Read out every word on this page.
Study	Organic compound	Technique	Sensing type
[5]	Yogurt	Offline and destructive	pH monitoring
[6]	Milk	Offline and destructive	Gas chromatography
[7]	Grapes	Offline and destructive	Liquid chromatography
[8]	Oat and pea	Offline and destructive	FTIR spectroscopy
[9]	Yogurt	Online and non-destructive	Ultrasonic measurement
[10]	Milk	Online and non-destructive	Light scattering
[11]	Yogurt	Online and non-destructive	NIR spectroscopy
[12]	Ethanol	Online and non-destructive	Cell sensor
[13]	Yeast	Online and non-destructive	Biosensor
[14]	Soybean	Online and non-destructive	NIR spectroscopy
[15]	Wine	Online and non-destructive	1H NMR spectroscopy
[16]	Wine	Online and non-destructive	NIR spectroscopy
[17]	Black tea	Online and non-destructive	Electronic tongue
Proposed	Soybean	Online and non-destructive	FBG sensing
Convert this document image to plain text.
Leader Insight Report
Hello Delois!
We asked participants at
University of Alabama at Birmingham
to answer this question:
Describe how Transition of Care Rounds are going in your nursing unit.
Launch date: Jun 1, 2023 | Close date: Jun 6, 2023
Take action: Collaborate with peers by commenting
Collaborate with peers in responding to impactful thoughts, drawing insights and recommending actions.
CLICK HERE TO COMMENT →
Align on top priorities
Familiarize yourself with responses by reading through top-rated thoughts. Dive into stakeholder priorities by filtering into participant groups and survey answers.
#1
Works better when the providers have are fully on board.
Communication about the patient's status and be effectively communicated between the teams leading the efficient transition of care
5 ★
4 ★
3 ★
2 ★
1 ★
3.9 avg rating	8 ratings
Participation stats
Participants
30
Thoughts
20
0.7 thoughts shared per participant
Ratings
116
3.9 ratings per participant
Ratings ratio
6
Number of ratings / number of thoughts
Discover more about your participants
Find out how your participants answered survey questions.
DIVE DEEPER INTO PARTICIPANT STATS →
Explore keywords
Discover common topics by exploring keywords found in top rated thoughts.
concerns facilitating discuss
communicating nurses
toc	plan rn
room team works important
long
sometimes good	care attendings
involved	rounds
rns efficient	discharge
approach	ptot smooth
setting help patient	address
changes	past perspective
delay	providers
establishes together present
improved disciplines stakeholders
# # #
=== AIM ===
Print all of the data exactly as it was given.

=== REPLY ===
Read out every word on this page.
Study	Organic compound	Technique	Sensing type
[5]	Yogurt	Offline and destructive	pH monitoring
[6]	Milk	Offline and destructive	Gas chromatography
[7]	Grapes	Offline and destructive	Liquid chromatography
[8]	Oat and pea	Offline and destructive	FTIR spectroscopy
[9]	Yogurt	Online and non-destructive	Ultrasonic measurement
[10]	Milk	Online and non-destructive	Light scattering
[11]	Yogurt	Online and non-destructive	NIR spectroscopy
[12]	Ethanol	Online and non-destructive	Cell sensor
[13]	Yeast	Online and non-destructive	Biosensor
[14]	Soybean	Online and non-destructive	NIR spectroscopy
[15]	Wine	Online and non-destructive	1H NMR spectroscopy
[16]	Wine	Online and non-destructive	NIR spectroscopy
[17]	Black tea	Online and non-destructive	Electronic tongue
Proposed	Soybean	Online and non-destructive	FBG sensing
Convert this document image to plain text.
Leader Insight Report
Hello Delois!
We asked participants at
University of Alabama at Birmingham
to answer this question:
Describe how Transition of Care Rounds are going in your nursing unit.
Launch date: Jun 1, 2023 | Close date: Jun 6, 2023
Take action: Collaborate with peers by commenting
Collaborate with peers in responding to impactful thoughts, drawing insights and recommending actions.
CLICK HERE TO COMMENT →
Align on top priorities
Familiarize yourself with responses by reading through top-rated thoughts. Dive into stakeholder priorities by filtering into participant groups and survey answers.
#1
Works better when the providers have are fully on board.
Communication about the patient's status and be effectively communicated between the teams leading the efficient transition of care
5 ★
4 ★
3 ★
2 ★
1 ★
3.9 avg rating	8 ratings
Participation stats
Participants
30
Thoughts
20
0.7 thoughts shared per participant
Ratings
116
3.9 ratings per participant
Ratings ratio
6
Number of ratings / number of thoughts
Discover more about your participants
Find out how your participants answered survey questions.
DIVE DEEPER INTO PARTICIPANT STATS →
Explore keywords
Discover common topics by exploring keywords found in top rated thoughts.
concerns facilitating discuss
communicating nurses
toc	plan rn
room team works important
long
sometimes good	care attendings
involved	rounds
rns efficient	discharge
approach	ptot smooth
setting help patient	address
changes	past perspective
delay	providers
establishes together present
improved disciplines stakeholders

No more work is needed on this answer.